Objective: Copy every line that contains the string "name" from the entries below.

Material for this task:
* * *

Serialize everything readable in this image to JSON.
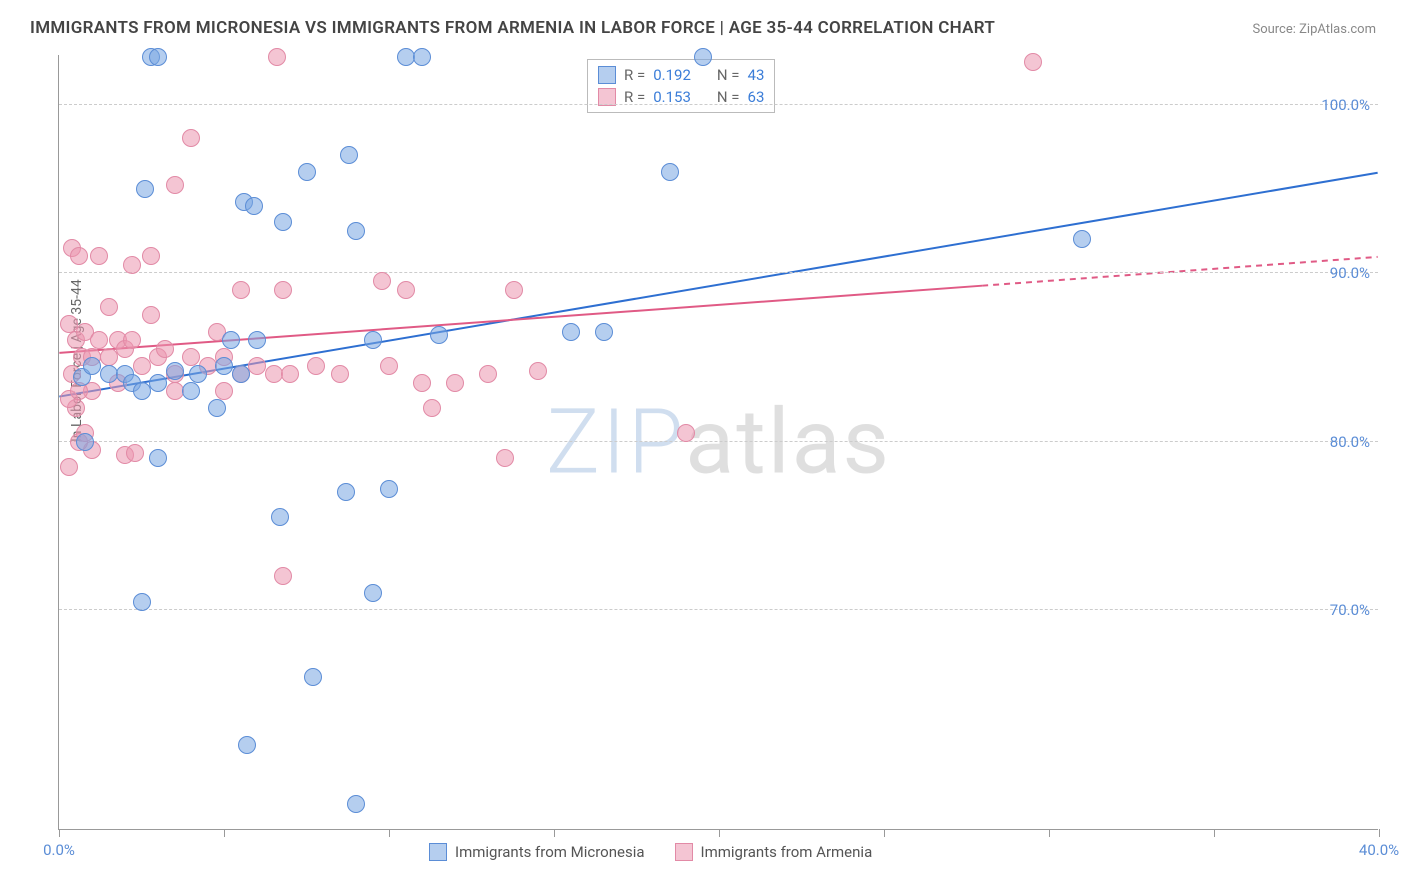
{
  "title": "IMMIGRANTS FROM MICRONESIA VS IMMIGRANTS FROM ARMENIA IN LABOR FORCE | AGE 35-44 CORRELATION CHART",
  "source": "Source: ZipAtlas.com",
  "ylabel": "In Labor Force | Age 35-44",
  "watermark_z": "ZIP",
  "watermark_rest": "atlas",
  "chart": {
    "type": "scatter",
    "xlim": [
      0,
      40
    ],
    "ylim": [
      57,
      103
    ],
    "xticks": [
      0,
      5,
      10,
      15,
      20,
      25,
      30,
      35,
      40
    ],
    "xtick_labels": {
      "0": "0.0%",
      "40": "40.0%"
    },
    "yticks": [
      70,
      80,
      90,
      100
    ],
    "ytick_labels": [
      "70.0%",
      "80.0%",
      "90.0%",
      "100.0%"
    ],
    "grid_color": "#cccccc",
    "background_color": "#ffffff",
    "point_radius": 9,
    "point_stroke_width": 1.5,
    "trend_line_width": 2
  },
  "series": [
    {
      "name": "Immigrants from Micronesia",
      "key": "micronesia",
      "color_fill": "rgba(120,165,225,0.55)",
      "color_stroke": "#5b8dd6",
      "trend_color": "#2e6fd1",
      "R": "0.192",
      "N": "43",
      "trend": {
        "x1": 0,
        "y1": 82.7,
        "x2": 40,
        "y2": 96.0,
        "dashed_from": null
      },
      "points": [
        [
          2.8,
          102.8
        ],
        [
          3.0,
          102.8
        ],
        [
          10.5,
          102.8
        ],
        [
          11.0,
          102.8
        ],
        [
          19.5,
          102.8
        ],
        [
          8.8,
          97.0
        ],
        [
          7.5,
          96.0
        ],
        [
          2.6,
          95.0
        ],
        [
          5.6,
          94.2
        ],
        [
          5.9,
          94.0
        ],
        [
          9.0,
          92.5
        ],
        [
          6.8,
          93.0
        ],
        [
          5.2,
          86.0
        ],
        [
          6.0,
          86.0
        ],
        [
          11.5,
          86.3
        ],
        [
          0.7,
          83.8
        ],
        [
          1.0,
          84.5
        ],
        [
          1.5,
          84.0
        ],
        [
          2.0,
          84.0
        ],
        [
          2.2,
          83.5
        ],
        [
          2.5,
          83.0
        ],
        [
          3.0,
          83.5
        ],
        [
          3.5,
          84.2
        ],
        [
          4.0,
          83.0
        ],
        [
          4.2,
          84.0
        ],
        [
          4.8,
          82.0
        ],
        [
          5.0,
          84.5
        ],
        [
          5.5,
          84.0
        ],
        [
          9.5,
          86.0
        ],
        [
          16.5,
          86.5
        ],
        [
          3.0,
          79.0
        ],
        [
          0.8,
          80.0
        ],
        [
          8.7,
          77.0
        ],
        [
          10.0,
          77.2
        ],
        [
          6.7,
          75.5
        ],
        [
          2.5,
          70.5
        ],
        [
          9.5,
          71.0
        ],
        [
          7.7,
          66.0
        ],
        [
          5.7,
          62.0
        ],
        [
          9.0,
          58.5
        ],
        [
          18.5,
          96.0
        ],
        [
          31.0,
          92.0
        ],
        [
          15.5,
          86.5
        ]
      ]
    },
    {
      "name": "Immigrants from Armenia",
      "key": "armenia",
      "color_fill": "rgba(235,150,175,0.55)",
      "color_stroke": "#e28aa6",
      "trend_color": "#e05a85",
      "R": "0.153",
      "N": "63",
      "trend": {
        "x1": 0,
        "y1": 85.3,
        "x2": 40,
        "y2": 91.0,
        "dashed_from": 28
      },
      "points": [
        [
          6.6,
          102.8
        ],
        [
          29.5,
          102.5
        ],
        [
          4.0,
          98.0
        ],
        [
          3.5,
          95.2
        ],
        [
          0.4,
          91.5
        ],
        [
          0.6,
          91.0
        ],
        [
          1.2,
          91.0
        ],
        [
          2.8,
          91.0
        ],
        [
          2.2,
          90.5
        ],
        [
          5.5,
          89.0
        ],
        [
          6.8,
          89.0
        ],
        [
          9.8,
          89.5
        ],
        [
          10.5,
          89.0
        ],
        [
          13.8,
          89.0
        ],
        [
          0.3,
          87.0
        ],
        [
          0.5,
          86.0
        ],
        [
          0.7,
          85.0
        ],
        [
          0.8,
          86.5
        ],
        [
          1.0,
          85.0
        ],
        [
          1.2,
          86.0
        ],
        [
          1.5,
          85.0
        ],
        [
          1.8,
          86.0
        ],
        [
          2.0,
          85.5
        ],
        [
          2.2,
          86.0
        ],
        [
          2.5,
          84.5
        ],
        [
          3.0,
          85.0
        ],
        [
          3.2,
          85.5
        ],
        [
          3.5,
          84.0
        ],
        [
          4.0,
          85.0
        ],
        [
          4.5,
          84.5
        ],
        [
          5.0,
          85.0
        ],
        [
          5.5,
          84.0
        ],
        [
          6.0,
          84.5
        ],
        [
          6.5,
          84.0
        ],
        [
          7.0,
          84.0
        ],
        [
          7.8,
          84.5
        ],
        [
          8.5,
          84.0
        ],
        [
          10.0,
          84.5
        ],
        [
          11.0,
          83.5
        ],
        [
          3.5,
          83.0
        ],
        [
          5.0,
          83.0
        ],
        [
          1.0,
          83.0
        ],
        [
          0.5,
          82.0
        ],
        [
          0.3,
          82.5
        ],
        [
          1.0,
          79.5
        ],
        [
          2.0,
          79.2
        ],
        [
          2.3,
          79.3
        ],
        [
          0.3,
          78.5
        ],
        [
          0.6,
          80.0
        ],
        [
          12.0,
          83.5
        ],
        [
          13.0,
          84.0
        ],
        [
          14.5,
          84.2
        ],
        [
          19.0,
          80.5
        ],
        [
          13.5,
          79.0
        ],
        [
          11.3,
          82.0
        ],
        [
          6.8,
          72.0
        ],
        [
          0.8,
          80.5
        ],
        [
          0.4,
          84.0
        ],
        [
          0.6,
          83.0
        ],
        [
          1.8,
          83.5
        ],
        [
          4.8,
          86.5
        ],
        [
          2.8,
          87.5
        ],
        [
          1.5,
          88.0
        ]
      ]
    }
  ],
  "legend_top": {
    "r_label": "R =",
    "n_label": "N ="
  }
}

* * *

Output below:
      "name": "Immigrants from Micronesia",
      "name": "Immigrants from Armenia",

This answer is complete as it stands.